PROMPT
Extract the lines that carry the string "labels" from the listing.

EXTRACTED DATA

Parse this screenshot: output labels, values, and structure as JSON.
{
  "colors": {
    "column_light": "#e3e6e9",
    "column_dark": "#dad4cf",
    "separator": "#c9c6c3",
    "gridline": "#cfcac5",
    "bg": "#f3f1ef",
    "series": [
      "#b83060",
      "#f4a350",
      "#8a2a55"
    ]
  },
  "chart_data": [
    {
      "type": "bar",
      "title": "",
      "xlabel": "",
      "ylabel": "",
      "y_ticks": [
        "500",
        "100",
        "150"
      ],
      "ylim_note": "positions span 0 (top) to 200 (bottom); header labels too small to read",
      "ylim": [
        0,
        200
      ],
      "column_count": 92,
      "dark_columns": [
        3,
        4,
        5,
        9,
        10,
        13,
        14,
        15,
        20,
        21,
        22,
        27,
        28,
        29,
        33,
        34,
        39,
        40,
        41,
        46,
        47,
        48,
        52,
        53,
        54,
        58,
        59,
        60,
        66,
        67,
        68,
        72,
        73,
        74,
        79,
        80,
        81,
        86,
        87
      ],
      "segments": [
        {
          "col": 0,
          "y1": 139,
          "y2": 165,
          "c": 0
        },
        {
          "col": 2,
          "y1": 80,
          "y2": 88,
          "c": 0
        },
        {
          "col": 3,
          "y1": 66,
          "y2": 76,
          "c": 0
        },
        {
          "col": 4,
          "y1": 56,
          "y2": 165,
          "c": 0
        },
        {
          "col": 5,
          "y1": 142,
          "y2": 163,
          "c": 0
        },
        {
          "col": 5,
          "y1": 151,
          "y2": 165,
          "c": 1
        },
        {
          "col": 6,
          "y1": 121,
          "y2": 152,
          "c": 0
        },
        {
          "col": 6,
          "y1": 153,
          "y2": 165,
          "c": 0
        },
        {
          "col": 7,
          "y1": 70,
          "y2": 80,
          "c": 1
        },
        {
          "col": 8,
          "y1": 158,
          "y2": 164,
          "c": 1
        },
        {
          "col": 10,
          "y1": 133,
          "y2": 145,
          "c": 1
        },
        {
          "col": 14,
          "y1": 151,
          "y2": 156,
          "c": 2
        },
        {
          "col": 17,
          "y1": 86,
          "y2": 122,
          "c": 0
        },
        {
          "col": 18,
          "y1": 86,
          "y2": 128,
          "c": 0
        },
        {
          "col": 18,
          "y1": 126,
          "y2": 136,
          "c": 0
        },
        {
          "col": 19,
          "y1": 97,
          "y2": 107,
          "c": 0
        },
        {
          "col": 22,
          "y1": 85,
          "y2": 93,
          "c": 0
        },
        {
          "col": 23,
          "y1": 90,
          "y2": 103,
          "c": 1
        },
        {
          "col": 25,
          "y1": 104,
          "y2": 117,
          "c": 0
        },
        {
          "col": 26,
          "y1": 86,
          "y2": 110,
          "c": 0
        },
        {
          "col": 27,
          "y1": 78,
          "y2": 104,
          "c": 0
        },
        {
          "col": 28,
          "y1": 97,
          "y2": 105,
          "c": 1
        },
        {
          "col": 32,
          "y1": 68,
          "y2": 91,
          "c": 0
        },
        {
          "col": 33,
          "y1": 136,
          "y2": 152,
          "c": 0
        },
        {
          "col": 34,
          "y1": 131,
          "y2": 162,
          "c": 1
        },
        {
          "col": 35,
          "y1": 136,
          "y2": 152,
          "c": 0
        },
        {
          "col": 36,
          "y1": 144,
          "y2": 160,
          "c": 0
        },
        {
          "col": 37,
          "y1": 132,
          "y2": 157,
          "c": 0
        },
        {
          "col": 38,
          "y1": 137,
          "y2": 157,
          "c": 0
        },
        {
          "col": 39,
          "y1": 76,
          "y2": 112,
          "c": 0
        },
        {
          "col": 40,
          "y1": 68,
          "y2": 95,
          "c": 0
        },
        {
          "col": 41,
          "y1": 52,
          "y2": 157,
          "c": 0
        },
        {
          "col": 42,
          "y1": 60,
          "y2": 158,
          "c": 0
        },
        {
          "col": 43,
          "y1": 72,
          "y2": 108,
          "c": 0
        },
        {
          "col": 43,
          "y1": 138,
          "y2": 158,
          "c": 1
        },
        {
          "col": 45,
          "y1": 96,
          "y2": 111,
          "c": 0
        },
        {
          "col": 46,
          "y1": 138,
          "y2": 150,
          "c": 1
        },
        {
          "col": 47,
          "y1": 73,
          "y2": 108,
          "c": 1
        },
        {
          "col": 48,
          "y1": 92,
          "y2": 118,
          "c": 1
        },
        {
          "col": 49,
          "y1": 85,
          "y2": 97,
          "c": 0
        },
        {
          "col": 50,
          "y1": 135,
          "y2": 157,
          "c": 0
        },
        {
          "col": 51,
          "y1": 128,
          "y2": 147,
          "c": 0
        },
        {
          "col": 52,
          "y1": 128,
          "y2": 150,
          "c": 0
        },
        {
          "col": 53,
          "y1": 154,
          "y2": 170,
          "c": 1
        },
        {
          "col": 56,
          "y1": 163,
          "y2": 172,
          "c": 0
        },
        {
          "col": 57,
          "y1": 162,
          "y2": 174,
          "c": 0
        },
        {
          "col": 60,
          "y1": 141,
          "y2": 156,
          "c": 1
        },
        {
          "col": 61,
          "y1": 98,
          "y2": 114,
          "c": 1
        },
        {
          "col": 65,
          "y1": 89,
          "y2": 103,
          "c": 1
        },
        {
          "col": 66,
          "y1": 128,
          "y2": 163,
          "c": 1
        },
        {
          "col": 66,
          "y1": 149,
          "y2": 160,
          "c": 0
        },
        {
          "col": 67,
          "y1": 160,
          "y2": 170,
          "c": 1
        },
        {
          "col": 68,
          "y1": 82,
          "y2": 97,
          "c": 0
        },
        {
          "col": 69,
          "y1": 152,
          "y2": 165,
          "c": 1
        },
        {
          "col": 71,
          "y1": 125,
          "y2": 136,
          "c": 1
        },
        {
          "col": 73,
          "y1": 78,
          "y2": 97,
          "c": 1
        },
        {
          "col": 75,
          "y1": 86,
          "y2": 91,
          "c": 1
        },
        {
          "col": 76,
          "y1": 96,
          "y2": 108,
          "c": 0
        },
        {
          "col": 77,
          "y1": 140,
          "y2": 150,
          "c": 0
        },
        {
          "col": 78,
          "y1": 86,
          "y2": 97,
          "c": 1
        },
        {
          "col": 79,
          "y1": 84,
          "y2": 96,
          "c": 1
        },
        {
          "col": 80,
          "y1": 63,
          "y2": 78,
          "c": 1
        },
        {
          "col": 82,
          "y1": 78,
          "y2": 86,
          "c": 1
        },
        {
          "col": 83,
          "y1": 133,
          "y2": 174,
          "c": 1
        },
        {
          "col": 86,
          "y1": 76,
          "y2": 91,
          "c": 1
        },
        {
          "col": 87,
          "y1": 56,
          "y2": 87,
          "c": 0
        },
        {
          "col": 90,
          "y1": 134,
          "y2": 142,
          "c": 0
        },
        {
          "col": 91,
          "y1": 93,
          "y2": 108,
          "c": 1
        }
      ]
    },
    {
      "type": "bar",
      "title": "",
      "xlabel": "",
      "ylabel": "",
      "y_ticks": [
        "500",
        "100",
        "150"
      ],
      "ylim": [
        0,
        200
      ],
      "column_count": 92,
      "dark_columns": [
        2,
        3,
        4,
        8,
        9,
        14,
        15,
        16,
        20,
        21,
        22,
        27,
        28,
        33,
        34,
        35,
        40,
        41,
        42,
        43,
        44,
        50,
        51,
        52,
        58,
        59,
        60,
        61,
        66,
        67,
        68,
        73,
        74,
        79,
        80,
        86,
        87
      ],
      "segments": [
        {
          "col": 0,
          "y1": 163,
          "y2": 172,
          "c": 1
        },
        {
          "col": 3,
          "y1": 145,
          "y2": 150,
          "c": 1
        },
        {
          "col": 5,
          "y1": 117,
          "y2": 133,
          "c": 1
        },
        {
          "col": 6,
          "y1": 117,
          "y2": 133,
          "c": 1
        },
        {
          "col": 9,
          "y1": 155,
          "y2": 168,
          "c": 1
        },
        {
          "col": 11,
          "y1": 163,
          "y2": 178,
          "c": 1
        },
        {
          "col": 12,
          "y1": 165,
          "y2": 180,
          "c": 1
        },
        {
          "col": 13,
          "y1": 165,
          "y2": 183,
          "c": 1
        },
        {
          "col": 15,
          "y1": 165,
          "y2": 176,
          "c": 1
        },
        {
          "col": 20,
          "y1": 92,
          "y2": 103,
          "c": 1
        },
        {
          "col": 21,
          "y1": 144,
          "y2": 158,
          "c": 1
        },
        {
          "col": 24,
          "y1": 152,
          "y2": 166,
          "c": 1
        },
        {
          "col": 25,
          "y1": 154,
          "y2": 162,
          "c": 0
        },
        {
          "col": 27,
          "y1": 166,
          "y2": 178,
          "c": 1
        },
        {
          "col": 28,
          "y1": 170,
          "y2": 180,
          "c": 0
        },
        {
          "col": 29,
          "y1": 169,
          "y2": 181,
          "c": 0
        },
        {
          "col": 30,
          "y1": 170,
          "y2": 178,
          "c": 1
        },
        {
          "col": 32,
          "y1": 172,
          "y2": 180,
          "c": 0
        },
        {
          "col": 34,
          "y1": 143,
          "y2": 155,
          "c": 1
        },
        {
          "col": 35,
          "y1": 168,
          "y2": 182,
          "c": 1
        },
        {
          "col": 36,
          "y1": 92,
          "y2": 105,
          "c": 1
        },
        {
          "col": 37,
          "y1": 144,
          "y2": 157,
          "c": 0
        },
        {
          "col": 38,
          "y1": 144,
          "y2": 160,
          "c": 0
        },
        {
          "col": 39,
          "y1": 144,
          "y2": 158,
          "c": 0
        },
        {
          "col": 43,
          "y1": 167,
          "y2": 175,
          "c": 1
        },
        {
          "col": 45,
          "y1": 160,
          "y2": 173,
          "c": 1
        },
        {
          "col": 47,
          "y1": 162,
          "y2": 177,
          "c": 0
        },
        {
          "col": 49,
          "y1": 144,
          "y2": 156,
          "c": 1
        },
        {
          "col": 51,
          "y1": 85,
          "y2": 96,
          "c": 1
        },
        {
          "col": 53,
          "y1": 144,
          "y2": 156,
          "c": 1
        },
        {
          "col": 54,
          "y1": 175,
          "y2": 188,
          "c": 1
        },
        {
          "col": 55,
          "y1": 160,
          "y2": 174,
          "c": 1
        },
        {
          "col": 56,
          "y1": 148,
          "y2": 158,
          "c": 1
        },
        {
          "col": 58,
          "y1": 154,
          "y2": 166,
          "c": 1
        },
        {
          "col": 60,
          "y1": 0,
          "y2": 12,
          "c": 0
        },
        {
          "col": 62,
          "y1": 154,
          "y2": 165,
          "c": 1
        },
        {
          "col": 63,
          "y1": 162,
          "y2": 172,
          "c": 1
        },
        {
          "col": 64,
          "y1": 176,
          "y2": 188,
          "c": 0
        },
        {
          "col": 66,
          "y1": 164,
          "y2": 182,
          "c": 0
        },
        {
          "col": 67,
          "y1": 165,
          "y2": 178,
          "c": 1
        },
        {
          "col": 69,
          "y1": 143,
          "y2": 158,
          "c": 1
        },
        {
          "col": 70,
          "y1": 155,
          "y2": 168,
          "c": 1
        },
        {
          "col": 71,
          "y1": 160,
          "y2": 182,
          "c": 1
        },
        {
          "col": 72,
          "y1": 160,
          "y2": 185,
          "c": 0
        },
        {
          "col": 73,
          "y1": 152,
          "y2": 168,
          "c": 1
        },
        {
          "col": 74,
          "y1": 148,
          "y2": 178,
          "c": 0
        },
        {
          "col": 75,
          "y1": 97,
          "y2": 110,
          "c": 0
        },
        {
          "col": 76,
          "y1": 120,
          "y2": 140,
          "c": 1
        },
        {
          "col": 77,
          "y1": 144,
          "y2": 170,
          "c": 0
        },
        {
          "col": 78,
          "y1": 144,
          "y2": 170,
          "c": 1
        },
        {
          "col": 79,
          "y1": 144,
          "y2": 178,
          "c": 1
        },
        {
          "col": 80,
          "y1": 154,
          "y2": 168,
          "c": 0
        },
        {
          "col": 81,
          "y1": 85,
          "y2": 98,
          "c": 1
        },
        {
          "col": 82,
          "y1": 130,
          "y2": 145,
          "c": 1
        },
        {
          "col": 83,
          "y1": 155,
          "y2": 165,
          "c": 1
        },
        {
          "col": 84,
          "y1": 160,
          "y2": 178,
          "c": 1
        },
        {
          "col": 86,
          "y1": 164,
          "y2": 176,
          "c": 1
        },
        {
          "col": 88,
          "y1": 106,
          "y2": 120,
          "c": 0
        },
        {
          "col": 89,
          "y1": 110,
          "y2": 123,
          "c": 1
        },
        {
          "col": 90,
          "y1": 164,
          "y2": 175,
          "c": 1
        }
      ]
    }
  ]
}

TASK RESULT
Parse this screenshot: output labels, values, and structure as JSON.
      "ylim_note": "positions span 0 (top) to 200 (bottom); header labels too small to read",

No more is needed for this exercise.